■ PROVIDED DATA:
------------------------------------------------------------

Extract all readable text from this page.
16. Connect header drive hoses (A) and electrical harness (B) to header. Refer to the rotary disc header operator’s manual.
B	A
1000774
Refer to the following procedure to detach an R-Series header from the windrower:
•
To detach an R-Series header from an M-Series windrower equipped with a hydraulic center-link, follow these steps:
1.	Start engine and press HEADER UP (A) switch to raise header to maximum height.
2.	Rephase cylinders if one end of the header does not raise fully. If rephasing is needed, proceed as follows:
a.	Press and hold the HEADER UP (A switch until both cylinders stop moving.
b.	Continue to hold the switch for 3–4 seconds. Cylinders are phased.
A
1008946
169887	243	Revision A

------------------------------------------------------------

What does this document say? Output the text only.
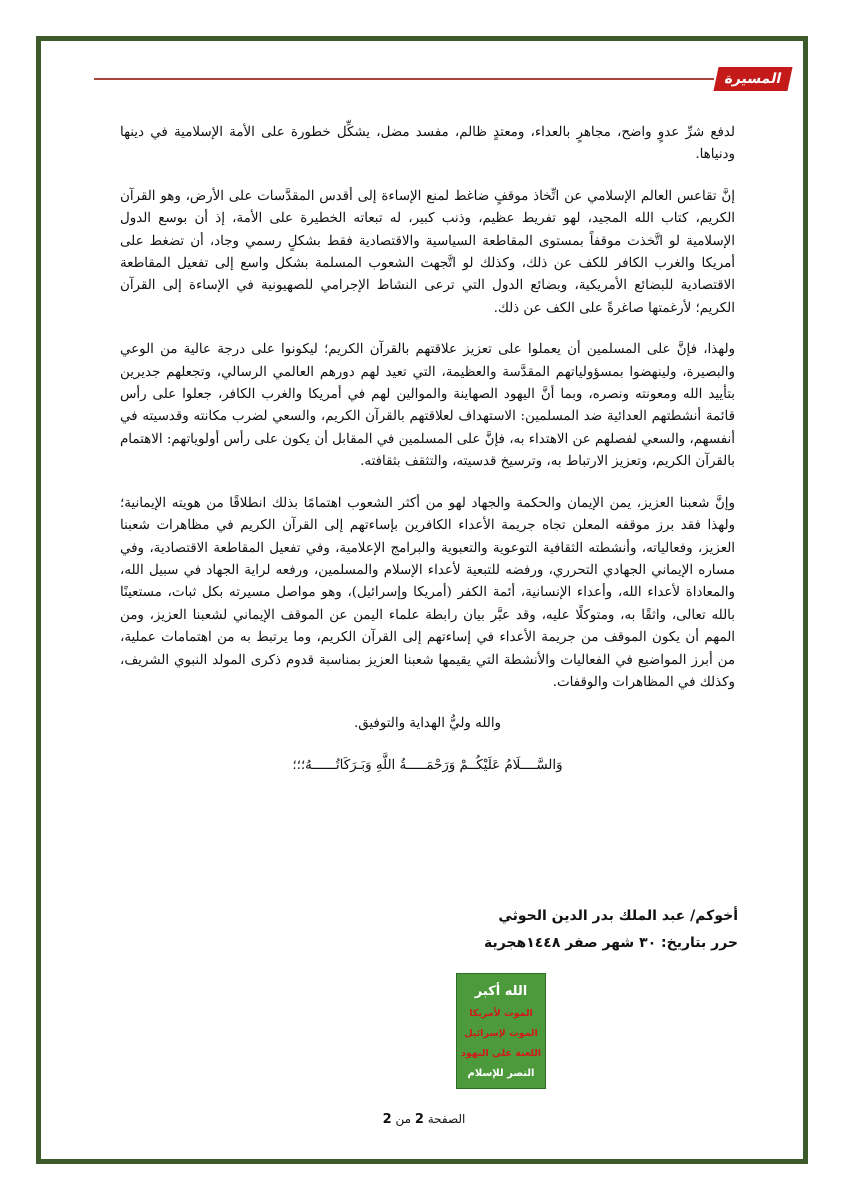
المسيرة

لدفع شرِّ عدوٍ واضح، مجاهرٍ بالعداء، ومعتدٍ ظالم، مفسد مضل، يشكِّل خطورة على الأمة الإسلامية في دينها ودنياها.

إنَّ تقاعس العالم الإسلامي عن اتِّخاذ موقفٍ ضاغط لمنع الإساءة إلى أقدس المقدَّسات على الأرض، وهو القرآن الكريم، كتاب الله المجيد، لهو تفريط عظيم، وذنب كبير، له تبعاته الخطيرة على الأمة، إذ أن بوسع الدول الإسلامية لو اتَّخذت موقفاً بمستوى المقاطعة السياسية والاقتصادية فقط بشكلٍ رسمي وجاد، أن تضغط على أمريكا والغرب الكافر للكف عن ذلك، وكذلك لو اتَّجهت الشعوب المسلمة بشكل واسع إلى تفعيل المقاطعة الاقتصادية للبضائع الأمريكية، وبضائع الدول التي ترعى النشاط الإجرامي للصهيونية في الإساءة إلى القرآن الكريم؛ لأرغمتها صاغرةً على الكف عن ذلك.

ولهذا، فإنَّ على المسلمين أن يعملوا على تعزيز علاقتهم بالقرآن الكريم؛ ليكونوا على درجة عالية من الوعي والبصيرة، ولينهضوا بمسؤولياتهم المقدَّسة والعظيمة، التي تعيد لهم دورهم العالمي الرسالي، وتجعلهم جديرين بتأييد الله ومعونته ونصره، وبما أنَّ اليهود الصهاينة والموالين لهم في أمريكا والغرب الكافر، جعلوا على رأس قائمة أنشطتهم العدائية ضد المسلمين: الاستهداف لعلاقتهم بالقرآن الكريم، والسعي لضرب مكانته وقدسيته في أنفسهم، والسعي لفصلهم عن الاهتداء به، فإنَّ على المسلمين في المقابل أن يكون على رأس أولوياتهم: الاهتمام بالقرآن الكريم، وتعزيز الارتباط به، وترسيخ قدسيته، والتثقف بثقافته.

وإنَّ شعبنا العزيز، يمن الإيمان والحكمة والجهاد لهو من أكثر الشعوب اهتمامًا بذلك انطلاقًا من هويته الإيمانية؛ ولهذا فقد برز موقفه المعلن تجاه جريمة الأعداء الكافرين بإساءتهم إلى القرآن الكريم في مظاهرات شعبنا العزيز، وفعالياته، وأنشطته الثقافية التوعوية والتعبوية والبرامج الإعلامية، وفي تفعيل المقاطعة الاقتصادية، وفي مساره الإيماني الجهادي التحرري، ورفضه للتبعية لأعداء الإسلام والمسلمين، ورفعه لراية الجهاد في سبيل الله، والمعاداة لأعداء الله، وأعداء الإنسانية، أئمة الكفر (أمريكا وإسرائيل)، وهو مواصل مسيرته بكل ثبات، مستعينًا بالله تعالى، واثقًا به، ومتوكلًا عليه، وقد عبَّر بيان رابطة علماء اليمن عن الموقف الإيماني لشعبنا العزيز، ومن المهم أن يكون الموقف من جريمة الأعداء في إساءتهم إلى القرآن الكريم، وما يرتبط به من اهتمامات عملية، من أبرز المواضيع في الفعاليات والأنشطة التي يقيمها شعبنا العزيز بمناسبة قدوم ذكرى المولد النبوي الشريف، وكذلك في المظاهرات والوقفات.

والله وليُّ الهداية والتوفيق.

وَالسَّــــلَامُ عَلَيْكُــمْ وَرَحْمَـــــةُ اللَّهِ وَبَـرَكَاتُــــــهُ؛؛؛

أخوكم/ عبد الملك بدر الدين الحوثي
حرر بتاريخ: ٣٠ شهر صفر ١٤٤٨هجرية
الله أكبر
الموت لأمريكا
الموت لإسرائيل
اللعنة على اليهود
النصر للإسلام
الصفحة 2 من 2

------------------------------------------------------------

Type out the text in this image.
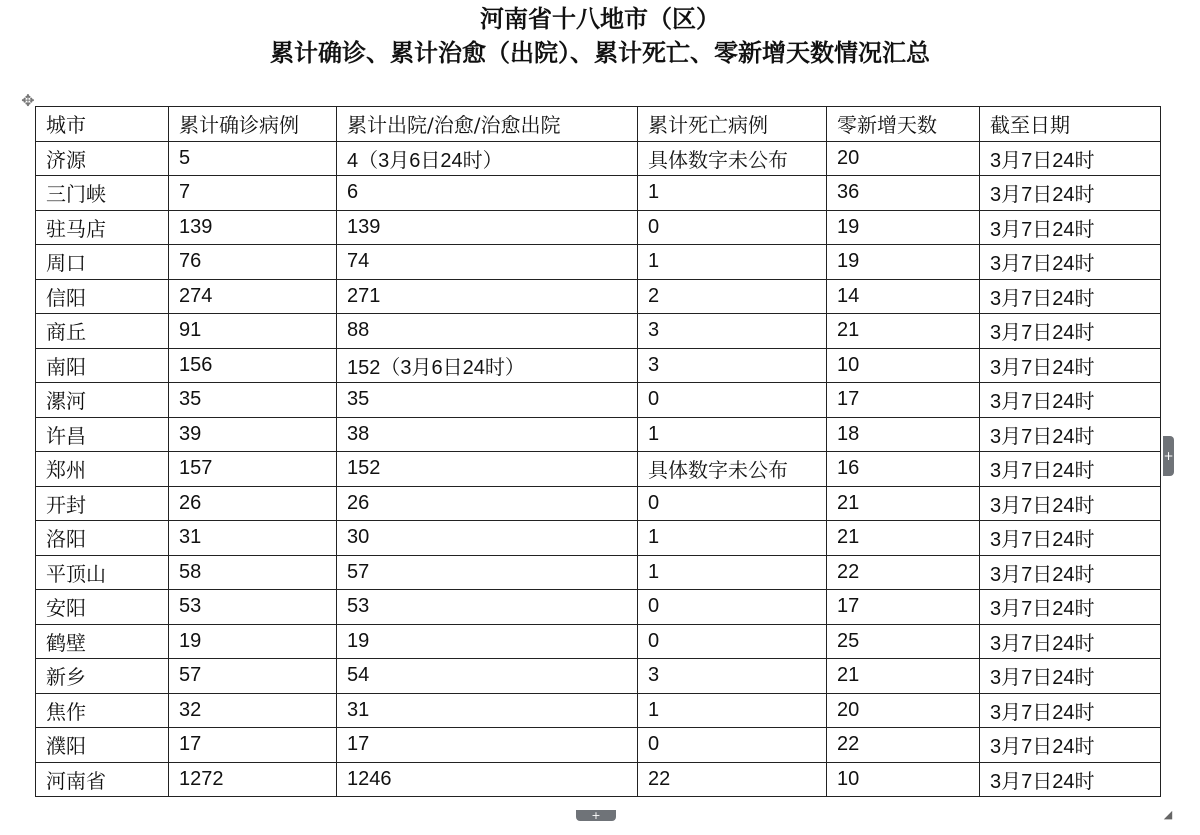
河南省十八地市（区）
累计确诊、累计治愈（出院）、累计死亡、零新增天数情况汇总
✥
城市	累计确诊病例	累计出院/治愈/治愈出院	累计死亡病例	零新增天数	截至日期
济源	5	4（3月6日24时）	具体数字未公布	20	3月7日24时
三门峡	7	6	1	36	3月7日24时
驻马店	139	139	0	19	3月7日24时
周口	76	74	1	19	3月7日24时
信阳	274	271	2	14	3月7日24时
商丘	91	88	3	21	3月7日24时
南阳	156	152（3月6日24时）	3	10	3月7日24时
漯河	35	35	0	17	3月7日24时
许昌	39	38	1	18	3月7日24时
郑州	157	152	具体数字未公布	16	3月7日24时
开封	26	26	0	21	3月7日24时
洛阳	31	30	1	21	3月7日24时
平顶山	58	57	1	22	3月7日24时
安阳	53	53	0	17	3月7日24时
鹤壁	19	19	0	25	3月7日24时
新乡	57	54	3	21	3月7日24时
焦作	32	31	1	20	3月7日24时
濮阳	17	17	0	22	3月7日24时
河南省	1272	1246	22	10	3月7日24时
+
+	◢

------------------------------------------------------------

■ EXERCISE REQUIREMENTS:
Go through the records above, find every line with the word "this", and list those lines.

■ FINAL RESULT:
Extract all readable text from this page.
What does this document say? Output the text only.
Type out the text in this image.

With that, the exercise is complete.